» Directions for this task
Give the number of lines in the data that hold the word "nível", and nothing else.

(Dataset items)
__________________________________________________
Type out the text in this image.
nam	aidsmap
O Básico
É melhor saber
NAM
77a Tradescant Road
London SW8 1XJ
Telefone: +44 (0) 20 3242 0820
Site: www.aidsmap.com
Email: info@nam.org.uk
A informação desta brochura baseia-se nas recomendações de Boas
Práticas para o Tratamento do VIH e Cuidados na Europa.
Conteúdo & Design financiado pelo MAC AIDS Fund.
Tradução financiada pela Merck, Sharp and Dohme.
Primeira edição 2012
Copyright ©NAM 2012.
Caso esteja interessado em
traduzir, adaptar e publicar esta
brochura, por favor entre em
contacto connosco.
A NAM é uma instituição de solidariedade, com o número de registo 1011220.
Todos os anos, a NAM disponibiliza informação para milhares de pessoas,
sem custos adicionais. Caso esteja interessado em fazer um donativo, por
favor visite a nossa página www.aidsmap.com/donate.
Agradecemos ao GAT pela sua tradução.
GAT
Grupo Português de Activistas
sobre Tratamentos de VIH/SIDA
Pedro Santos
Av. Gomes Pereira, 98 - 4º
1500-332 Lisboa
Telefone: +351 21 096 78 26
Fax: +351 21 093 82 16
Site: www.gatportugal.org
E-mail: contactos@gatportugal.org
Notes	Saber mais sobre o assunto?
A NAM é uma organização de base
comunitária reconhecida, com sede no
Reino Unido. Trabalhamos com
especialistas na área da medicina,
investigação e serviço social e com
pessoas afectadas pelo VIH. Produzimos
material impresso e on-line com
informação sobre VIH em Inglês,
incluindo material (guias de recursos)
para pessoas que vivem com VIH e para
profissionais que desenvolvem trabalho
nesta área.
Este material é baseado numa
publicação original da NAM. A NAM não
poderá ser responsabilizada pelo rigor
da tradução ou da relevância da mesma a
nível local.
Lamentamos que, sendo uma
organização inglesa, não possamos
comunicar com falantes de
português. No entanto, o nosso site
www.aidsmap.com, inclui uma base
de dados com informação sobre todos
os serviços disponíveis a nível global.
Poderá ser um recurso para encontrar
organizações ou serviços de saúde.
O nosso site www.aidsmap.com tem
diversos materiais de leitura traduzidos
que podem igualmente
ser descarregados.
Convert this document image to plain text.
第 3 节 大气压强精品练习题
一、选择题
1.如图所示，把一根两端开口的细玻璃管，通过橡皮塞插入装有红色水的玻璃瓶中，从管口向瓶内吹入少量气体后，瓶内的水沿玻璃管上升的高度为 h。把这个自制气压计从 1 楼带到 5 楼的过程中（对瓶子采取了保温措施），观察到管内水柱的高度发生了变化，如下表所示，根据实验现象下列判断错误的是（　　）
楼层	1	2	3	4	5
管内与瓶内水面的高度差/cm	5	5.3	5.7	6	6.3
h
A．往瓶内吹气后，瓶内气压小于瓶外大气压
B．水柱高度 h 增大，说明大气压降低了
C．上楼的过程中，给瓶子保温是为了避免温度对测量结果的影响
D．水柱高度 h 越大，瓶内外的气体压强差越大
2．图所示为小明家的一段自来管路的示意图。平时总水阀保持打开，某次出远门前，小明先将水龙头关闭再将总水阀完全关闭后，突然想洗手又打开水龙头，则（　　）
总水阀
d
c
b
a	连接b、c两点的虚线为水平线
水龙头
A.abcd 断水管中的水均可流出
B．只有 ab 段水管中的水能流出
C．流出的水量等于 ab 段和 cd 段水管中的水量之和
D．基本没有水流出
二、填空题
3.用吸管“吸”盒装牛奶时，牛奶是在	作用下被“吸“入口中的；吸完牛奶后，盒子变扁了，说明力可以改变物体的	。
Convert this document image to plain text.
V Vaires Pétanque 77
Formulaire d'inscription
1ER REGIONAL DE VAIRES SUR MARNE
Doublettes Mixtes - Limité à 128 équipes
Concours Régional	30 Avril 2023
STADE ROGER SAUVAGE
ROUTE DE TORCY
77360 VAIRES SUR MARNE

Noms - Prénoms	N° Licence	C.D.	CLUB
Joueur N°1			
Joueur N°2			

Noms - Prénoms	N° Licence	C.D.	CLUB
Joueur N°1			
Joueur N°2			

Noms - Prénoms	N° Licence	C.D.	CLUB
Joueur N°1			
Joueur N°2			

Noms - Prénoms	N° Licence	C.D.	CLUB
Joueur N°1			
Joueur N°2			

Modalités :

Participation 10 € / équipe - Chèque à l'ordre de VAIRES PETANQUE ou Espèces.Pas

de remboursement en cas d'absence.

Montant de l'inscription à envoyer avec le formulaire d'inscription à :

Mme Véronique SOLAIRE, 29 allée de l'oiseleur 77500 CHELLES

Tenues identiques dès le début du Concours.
__________________________________________________
» Response below
2